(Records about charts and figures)
※ ※ ※

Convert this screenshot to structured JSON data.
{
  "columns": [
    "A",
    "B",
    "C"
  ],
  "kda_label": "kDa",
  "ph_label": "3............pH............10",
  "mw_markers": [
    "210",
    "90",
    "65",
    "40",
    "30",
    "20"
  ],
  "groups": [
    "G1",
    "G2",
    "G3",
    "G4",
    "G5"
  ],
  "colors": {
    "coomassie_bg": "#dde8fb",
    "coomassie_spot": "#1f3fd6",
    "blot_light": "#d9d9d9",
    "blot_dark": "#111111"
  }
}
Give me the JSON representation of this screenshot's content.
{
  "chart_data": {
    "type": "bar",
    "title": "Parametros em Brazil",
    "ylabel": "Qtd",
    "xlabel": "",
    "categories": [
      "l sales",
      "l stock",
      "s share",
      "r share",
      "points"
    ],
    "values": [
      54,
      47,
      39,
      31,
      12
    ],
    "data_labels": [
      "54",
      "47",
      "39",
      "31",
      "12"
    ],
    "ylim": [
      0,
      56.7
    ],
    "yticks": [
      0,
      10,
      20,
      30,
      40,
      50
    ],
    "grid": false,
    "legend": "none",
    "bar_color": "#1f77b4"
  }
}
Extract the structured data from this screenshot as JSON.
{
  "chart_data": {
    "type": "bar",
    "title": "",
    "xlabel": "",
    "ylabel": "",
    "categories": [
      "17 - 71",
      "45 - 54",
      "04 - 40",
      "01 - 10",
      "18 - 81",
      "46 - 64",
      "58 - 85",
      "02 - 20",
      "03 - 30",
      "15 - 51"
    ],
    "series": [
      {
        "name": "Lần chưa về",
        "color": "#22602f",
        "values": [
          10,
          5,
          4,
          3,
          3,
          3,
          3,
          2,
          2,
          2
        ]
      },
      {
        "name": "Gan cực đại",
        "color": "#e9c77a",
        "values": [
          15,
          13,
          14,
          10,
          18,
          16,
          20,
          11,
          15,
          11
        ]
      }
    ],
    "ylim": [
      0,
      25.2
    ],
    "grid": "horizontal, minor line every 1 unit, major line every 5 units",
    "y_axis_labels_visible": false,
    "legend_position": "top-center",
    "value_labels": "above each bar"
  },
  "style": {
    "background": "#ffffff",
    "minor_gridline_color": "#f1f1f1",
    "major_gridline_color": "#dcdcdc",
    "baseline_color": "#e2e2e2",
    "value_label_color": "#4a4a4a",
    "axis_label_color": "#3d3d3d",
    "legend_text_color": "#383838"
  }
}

※ ※ ※

* **What to produce**
Count every line above that holds the word "false", and state the number and nothing more.

* **Task result**
2